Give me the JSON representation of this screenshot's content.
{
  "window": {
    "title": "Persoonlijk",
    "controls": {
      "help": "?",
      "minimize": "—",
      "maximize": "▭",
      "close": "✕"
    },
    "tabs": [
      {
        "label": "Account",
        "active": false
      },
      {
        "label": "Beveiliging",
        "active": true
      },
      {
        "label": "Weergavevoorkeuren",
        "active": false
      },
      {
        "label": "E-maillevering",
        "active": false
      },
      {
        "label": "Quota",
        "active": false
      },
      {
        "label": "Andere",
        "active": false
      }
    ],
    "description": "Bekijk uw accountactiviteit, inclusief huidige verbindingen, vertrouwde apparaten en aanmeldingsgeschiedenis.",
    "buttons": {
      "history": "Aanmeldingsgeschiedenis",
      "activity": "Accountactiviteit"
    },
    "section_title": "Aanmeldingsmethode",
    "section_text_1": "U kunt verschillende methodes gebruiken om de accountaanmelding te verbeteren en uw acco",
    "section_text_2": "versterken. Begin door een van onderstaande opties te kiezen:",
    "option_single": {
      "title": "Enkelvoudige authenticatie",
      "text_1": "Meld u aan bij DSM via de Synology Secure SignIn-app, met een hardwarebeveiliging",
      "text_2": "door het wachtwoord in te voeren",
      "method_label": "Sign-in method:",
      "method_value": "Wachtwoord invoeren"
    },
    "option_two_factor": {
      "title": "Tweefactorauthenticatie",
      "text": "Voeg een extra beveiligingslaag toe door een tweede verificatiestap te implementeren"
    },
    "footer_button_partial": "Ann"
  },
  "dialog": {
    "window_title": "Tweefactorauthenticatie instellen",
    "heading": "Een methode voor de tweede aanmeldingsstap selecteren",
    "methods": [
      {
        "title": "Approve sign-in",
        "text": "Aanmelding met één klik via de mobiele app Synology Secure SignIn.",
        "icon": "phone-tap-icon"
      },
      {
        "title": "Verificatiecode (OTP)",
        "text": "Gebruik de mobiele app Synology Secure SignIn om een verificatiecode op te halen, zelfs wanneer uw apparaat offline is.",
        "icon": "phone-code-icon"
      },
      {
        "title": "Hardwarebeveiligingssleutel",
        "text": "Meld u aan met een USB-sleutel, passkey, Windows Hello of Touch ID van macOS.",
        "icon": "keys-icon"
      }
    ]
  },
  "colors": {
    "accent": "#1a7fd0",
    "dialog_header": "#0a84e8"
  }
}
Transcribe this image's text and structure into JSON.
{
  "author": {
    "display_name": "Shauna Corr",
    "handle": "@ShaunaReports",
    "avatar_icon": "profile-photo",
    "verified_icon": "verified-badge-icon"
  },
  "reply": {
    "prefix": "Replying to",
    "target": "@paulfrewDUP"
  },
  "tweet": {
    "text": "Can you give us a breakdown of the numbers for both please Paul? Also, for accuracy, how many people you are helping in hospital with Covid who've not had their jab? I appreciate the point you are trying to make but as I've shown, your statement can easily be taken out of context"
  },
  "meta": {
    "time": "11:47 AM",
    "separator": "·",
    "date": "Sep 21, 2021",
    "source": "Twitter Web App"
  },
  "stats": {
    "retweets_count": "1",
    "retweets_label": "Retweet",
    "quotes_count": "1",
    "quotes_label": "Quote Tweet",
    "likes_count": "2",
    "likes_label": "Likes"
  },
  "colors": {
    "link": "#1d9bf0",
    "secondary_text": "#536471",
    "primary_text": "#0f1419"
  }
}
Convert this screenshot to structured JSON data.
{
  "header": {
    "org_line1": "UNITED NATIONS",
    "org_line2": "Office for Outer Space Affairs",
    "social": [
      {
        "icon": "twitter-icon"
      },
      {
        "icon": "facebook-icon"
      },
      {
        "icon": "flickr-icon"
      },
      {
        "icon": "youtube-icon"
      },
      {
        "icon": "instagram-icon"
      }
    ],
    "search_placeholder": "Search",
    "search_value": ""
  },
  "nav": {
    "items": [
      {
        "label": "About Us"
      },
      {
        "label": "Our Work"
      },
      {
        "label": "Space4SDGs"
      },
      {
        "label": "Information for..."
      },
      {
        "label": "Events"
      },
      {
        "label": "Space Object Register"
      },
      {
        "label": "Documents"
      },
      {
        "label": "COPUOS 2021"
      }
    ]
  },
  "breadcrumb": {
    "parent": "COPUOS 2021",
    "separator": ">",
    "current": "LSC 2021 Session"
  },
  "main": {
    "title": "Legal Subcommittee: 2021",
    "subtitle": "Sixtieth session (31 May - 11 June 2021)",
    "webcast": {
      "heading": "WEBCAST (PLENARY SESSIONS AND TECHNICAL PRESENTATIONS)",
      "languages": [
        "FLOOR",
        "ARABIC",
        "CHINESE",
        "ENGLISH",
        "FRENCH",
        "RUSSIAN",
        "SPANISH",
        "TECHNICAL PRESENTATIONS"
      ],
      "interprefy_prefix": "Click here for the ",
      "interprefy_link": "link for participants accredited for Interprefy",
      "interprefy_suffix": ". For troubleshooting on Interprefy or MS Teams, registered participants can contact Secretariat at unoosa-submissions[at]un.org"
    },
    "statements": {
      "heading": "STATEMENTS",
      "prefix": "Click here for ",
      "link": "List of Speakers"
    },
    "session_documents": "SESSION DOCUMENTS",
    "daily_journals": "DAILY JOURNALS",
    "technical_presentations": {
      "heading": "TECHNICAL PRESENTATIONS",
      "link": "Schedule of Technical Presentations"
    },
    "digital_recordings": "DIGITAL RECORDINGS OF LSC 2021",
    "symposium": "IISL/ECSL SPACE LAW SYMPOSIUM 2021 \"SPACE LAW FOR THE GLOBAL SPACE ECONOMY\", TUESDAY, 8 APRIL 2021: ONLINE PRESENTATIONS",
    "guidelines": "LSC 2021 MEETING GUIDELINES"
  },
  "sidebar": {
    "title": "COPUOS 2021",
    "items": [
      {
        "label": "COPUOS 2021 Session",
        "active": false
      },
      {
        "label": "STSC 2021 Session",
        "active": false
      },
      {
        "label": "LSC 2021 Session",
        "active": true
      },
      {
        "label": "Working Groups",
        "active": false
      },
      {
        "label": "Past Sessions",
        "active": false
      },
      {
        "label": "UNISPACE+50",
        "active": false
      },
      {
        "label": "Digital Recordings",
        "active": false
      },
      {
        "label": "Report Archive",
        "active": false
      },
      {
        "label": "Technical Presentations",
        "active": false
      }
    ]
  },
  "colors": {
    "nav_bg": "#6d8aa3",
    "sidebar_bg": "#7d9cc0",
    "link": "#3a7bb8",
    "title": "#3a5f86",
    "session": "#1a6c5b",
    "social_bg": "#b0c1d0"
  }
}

* * * * * * *

» What needs to be done: Identify the lines that hold the word "Click". Copy every one of them.

» Expected answer:
      "interprefy_prefix": "Click here for the ",
      "prefix": "Click here for ",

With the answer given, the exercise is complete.